What the task requires: Among these lines, how many include "chevron"? Answer only with the number.

BEGIN Supplied information

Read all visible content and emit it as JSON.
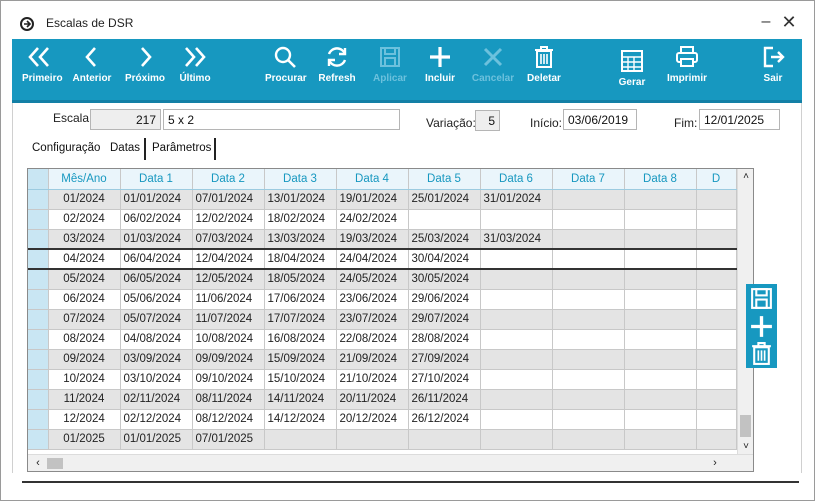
{
  "window": {
    "title": "Escalas de DSR",
    "minimize": "–",
    "close": "✕"
  },
  "toolbar": {
    "buttons": [
      {
        "label": "Primeiro",
        "icon": "double-chevron-left-icon",
        "enabled": true
      },
      {
        "label": "Anterior",
        "icon": "chevron-left-icon",
        "enabled": true
      },
      {
        "label": "Próximo",
        "icon": "chevron-right-icon",
        "enabled": true
      },
      {
        "label": "Último",
        "icon": "double-chevron-right-icon",
        "enabled": true
      },
      {
        "label": "Procurar",
        "icon": "search-icon",
        "enabled": true
      },
      {
        "label": "Refresh",
        "icon": "refresh-icon",
        "enabled": true
      },
      {
        "label": "Aplicar",
        "icon": "save-icon",
        "enabled": false
      },
      {
        "label": "Incluir",
        "icon": "plus-icon",
        "enabled": true
      },
      {
        "label": "Cancelar",
        "icon": "cancel-icon",
        "enabled": false
      },
      {
        "label": "Deletar",
        "icon": "trash-icon",
        "enabled": true
      },
      {
        "label": "Gerar",
        "icon": "calculator-icon",
        "enabled": true
      },
      {
        "label": "Imprimir",
        "icon": "printer-icon",
        "enabled": true
      },
      {
        "label": "Sair",
        "icon": "exit-icon",
        "enabled": true
      }
    ],
    "color": "#1798c0"
  },
  "form": {
    "escala_label": "Escala:",
    "escala_code": "217",
    "escala_name": "5 x 2",
    "variacao_label": "Variação:",
    "variacao_value": "5",
    "inicio_label": "Início:",
    "inicio_value": "03/06/2019",
    "fim_label": "Fim:",
    "fim_value": "12/01/2025"
  },
  "tabs": [
    {
      "label": "Configuração"
    },
    {
      "label": "Datas"
    },
    {
      "label": "Parâmetros"
    }
  ],
  "grid": {
    "columns": [
      "Mês/Ano",
      "Data 1",
      "Data 2",
      "Data 3",
      "Data 4",
      "Data 5",
      "Data 6",
      "Data 7",
      "Data 8",
      "D"
    ],
    "rows": [
      [
        "01/2024",
        "01/01/2024",
        "07/01/2024",
        "13/01/2024",
        "19/01/2024",
        "25/01/2024",
        "31/01/2024",
        "",
        "",
        ""
      ],
      [
        "02/2024",
        "06/02/2024",
        "12/02/2024",
        "18/02/2024",
        "24/02/2024",
        "",
        "",
        "",
        "",
        ""
      ],
      [
        "03/2024",
        "01/03/2024",
        "07/03/2024",
        "13/03/2024",
        "19/03/2024",
        "25/03/2024",
        "31/03/2024",
        "",
        "",
        ""
      ],
      [
        "04/2024",
        "06/04/2024",
        "12/04/2024",
        "18/04/2024",
        "24/04/2024",
        "30/04/2024",
        "",
        "",
        "",
        ""
      ],
      [
        "05/2024",
        "06/05/2024",
        "12/05/2024",
        "18/05/2024",
        "24/05/2024",
        "30/05/2024",
        "",
        "",
        "",
        ""
      ],
      [
        "06/2024",
        "05/06/2024",
        "11/06/2024",
        "17/06/2024",
        "23/06/2024",
        "29/06/2024",
        "",
        "",
        "",
        ""
      ],
      [
        "07/2024",
        "05/07/2024",
        "11/07/2024",
        "17/07/2024",
        "23/07/2024",
        "29/07/2024",
        "",
        "",
        "",
        ""
      ],
      [
        "08/2024",
        "04/08/2024",
        "10/08/2024",
        "16/08/2024",
        "22/08/2024",
        "28/08/2024",
        "",
        "",
        "",
        ""
      ],
      [
        "09/2024",
        "03/09/2024",
        "09/09/2024",
        "15/09/2024",
        "21/09/2024",
        "27/09/2024",
        "",
        "",
        "",
        ""
      ],
      [
        "10/2024",
        "03/10/2024",
        "09/10/2024",
        "15/10/2024",
        "21/10/2024",
        "27/10/2024",
        "",
        "",
        "",
        ""
      ],
      [
        "11/2024",
        "02/11/2024",
        "08/11/2024",
        "14/11/2024",
        "20/11/2024",
        "26/11/2024",
        "",
        "",
        "",
        ""
      ],
      [
        "12/2024",
        "02/12/2024",
        "08/12/2024",
        "14/12/2024",
        "20/12/2024",
        "26/12/2024",
        "",
        "",
        "",
        ""
      ],
      [
        "01/2025",
        "01/01/2025",
        "07/01/2025",
        "",
        "",
        "",
        "",
        "",
        "",
        ""
      ]
    ],
    "selected_row": 3
  },
  "side_actions": [
    {
      "icon": "save-icon"
    },
    {
      "icon": "plus-icon"
    },
    {
      "icon": "trash-icon"
    }
  ]
}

END Supplied information

Result below: 4